Entries with figure data
____________________
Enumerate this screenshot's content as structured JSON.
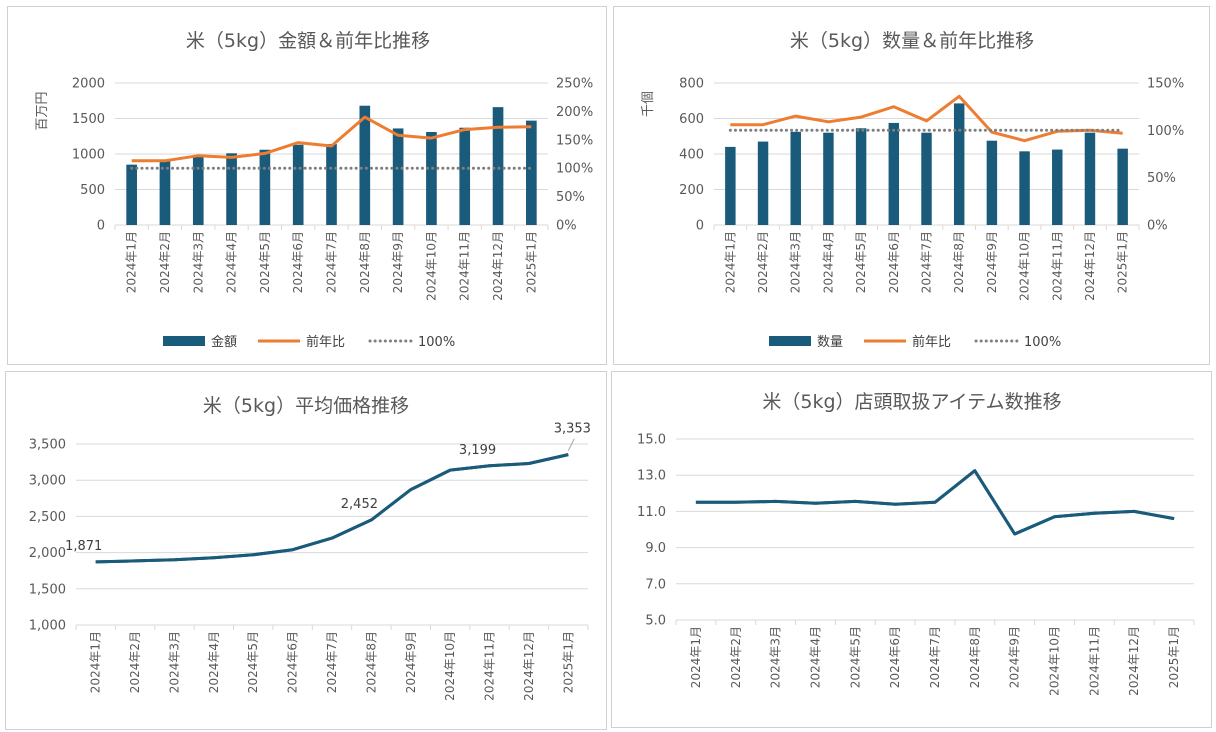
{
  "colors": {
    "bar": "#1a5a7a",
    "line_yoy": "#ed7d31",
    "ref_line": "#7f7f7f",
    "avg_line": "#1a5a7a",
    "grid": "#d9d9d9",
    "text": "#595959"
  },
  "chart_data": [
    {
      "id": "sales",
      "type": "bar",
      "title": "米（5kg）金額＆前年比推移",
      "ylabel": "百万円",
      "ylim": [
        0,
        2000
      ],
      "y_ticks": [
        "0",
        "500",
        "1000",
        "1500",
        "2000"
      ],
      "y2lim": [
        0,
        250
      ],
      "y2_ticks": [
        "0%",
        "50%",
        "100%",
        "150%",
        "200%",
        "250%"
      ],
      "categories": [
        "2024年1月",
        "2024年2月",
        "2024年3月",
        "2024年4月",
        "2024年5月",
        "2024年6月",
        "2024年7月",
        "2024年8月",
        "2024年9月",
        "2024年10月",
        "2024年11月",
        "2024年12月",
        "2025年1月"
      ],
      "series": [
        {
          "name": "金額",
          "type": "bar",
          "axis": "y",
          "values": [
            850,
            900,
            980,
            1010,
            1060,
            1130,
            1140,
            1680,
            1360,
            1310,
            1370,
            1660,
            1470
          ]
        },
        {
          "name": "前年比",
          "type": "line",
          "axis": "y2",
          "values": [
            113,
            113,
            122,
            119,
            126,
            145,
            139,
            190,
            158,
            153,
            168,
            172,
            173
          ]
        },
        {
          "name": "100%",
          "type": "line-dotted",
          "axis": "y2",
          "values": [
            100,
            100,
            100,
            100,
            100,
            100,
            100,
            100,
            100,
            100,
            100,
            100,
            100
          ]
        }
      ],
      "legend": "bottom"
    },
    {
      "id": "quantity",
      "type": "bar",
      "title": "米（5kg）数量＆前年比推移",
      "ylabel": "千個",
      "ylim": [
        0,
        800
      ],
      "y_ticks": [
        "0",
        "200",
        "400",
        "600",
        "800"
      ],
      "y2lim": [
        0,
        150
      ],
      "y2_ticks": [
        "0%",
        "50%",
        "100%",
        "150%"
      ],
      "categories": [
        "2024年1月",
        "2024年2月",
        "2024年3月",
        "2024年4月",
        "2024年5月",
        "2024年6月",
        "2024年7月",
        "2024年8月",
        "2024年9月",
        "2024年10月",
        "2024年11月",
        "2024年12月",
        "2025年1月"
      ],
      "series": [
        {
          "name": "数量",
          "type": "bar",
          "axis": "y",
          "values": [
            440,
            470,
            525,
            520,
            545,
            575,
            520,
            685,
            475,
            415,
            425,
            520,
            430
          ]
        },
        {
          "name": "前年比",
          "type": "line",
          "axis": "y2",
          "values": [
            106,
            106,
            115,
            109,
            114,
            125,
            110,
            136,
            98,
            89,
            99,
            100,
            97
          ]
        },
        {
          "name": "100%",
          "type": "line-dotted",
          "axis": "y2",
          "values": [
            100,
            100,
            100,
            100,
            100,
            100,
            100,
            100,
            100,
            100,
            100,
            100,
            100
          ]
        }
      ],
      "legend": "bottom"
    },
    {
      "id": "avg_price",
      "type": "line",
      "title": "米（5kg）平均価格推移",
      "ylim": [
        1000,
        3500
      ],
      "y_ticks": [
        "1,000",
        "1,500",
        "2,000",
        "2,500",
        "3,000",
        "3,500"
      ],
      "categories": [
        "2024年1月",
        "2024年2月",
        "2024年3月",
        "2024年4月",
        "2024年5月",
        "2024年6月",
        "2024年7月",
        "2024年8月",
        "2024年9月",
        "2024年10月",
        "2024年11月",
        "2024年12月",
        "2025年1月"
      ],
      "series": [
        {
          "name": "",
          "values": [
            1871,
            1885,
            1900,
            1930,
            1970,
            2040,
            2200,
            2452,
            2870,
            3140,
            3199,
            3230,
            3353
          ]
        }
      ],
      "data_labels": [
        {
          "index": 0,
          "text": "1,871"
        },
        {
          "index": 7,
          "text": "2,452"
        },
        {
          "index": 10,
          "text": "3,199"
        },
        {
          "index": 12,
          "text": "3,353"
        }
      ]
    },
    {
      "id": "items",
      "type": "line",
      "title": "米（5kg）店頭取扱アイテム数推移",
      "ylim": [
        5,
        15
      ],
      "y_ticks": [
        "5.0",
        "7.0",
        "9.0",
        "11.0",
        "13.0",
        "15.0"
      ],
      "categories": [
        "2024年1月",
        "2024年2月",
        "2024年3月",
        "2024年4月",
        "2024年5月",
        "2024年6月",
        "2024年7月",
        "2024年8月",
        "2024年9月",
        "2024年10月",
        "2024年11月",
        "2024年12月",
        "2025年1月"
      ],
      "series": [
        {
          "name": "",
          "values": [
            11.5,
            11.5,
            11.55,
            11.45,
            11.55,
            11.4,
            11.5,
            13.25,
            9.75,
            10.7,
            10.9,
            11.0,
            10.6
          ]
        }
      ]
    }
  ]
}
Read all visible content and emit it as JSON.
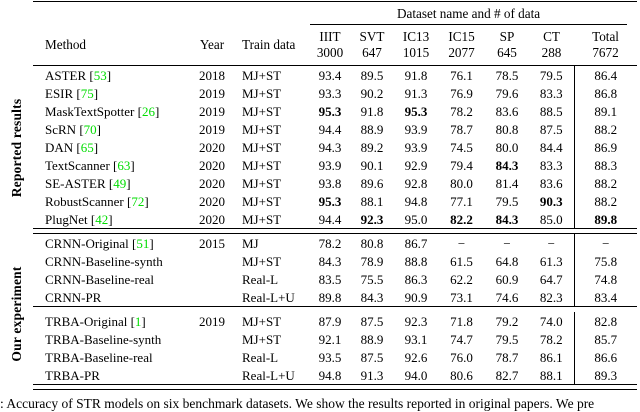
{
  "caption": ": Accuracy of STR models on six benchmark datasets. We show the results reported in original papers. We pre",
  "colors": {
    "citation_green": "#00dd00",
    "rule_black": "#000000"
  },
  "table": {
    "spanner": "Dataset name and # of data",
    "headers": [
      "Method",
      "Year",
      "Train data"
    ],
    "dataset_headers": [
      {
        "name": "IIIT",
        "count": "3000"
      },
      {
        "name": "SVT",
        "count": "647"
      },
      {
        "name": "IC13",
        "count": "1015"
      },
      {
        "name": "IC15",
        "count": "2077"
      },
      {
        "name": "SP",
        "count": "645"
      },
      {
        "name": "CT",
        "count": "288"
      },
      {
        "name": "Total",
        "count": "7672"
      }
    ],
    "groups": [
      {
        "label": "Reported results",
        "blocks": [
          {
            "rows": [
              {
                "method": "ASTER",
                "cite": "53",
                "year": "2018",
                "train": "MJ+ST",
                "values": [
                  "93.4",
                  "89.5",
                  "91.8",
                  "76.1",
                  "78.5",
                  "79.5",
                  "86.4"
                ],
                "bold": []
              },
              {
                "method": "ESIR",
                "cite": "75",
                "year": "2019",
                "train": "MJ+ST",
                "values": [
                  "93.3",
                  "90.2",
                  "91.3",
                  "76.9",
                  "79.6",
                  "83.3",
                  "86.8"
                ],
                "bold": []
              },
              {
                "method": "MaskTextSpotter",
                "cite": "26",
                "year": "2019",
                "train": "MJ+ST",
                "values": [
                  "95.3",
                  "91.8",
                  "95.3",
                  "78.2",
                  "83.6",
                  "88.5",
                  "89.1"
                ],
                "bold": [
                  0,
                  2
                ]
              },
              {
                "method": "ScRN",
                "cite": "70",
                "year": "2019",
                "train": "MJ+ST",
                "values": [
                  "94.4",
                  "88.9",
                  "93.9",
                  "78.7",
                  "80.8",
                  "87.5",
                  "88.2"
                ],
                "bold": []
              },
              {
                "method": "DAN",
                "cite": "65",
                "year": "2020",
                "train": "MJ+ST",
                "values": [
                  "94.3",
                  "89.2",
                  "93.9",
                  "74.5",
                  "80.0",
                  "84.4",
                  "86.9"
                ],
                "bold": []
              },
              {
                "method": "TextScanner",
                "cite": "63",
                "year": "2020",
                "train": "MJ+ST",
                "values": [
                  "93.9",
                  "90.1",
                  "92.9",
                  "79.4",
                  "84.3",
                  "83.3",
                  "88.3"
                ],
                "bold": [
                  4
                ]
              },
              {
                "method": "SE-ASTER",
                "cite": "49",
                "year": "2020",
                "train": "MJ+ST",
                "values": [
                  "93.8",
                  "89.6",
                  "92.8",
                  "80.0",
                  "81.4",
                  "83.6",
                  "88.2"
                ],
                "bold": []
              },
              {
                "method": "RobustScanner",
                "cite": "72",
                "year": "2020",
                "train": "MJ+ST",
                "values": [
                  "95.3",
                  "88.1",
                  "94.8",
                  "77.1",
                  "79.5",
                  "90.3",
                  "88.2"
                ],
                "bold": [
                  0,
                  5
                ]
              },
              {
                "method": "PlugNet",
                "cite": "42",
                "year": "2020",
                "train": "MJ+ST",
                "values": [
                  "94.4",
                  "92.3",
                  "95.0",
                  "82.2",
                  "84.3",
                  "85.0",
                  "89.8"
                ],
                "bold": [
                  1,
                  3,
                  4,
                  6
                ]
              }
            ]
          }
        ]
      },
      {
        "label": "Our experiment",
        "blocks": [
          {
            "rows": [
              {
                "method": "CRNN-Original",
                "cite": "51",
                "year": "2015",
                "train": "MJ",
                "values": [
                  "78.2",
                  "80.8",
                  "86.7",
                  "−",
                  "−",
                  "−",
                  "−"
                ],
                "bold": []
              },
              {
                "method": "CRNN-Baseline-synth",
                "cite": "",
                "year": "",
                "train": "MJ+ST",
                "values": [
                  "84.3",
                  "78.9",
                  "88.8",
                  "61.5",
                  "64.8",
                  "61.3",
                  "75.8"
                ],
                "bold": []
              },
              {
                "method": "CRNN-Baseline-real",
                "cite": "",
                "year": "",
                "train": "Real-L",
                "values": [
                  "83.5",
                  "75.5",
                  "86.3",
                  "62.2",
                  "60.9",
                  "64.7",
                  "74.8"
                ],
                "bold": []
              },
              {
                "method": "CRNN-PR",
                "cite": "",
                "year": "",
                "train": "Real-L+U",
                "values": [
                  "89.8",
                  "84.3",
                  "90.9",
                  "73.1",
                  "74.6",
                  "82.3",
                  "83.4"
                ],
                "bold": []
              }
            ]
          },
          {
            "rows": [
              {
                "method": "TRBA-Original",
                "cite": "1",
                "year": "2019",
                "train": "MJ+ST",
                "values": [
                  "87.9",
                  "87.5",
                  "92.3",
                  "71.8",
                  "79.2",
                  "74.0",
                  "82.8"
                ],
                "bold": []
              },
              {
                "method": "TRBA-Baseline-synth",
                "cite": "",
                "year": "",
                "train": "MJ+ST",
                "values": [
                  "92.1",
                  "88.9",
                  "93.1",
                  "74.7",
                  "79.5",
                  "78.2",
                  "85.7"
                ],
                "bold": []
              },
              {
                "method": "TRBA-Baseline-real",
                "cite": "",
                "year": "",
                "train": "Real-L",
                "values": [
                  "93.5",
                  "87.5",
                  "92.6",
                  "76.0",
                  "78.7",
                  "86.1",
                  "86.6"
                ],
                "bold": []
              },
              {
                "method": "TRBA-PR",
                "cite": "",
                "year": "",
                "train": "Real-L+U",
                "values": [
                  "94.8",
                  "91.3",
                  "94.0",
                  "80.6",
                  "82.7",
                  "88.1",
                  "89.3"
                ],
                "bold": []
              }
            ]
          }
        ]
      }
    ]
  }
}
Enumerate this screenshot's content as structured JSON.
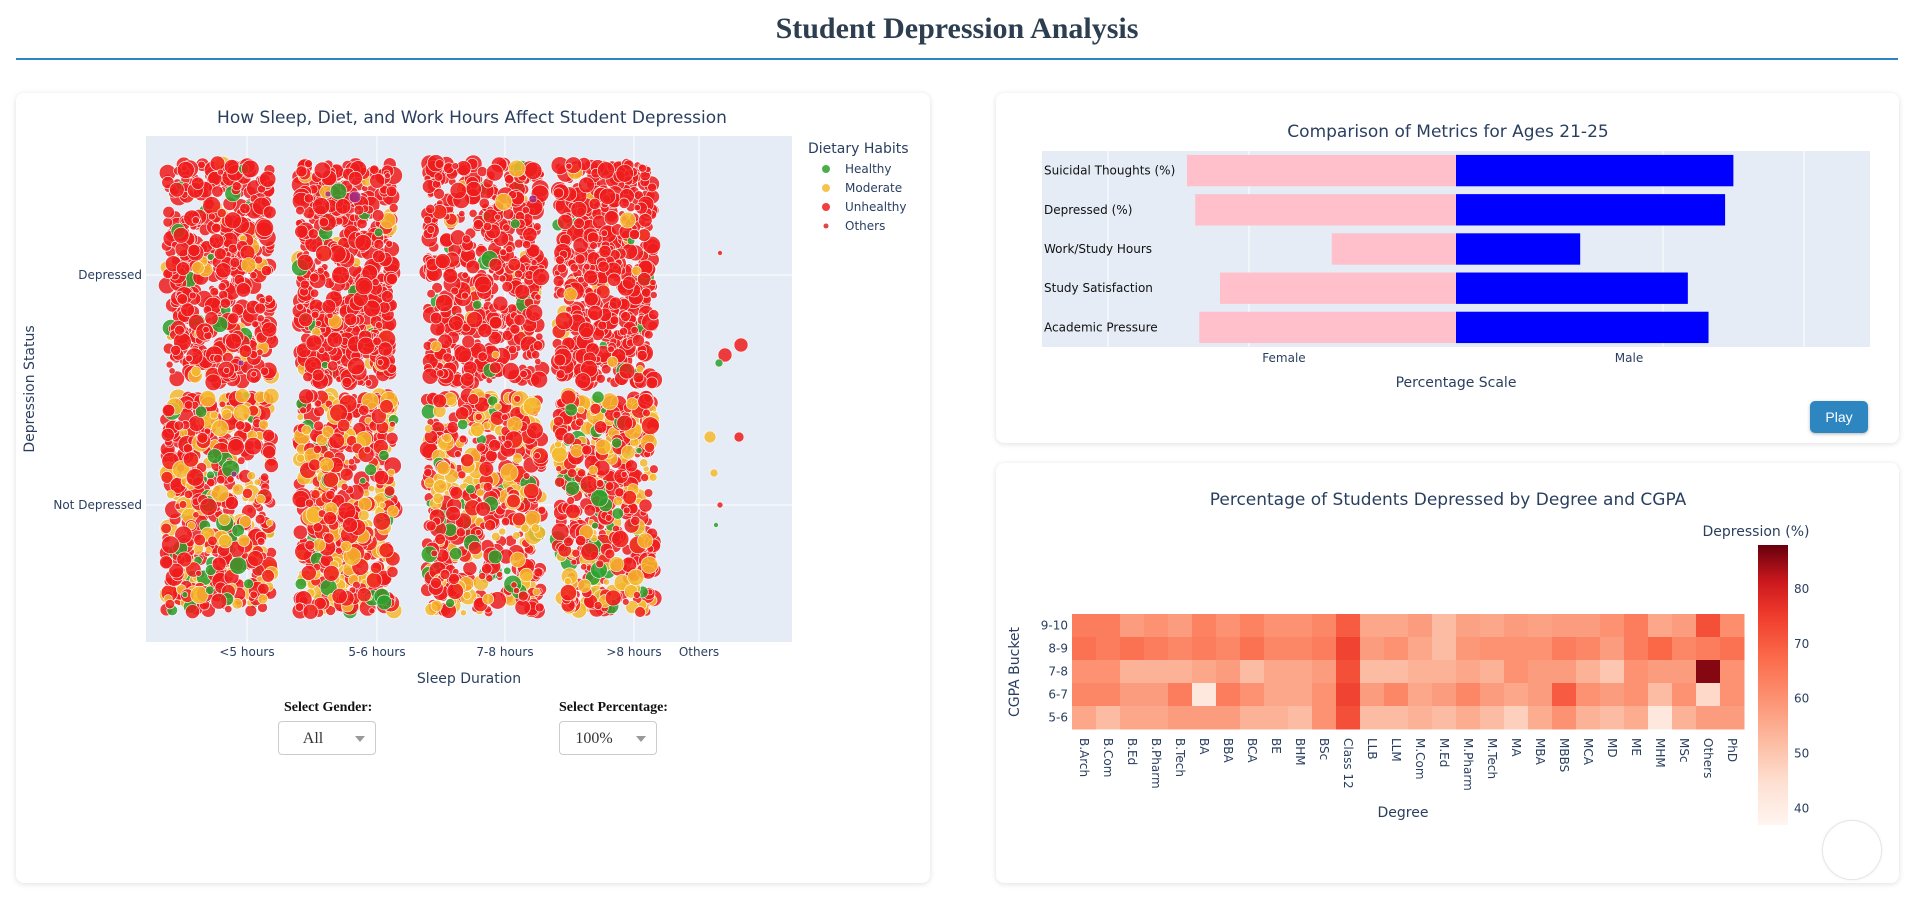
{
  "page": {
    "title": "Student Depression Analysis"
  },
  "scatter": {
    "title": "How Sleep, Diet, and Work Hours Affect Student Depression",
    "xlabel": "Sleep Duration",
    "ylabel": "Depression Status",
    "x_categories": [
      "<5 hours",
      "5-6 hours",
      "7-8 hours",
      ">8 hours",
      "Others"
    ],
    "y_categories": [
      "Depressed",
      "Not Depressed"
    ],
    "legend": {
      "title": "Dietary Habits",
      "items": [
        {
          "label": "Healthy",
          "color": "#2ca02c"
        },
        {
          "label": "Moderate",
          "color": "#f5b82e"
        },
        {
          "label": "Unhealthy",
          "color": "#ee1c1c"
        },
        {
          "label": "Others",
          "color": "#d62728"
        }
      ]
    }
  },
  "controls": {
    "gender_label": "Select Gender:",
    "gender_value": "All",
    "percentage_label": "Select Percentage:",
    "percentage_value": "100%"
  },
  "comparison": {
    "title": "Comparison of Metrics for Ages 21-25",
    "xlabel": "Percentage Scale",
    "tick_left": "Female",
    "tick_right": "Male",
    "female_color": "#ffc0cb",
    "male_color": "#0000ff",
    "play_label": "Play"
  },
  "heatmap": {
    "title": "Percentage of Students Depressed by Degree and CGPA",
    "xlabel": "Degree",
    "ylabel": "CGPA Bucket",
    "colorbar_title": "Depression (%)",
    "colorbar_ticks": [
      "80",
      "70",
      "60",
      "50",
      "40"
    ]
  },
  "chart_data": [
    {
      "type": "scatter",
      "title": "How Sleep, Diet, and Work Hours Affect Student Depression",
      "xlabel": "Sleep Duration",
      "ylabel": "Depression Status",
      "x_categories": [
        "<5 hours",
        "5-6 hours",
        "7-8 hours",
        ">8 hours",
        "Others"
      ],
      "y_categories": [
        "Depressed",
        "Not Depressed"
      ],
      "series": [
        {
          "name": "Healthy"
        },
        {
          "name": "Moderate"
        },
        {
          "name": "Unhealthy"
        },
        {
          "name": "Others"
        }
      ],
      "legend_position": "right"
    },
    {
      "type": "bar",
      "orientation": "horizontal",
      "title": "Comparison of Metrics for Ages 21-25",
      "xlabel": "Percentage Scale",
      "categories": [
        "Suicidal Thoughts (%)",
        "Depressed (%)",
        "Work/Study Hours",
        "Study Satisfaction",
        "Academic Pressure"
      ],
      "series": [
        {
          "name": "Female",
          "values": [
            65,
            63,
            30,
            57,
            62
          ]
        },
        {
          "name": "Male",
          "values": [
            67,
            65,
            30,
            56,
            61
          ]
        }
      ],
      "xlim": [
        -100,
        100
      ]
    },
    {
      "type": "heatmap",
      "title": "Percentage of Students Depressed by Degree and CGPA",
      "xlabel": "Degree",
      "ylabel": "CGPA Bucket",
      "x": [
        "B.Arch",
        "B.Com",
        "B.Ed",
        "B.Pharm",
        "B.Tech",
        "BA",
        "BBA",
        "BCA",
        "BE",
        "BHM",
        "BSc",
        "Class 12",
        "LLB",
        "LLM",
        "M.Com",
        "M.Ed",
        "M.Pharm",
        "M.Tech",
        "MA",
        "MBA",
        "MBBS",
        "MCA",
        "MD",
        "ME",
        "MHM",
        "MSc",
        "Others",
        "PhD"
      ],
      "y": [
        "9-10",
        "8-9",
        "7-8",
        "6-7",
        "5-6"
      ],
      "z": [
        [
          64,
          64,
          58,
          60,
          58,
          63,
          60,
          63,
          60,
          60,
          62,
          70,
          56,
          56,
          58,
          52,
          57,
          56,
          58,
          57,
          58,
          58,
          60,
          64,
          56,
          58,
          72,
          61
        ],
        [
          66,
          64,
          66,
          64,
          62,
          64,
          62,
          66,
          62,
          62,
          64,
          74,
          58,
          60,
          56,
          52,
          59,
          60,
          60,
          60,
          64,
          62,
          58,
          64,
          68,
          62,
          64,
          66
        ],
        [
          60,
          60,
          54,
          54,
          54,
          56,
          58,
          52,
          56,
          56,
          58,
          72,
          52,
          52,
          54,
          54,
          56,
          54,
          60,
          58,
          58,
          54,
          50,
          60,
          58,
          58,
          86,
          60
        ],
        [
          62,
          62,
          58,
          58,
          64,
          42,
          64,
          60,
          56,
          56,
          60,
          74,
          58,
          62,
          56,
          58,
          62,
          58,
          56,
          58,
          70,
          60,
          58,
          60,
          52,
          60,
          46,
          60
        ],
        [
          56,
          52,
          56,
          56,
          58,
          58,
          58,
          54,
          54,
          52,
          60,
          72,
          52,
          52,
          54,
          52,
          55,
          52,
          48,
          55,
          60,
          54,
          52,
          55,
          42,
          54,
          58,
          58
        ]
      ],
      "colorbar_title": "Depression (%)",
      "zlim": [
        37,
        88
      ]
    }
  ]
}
____________________
◆ What is needed: Show the lines of the records that include the string "Sleep".

◆ Finished task:
    "title": "How Sleep, Diet, and Work Hours Affect Student Depression",
    "xlabel": "Sleep Duration",
      "title": "How Sleep, Diet, and Work Hours Affect Student Depression",
      "xlabel": "Sleep Duration",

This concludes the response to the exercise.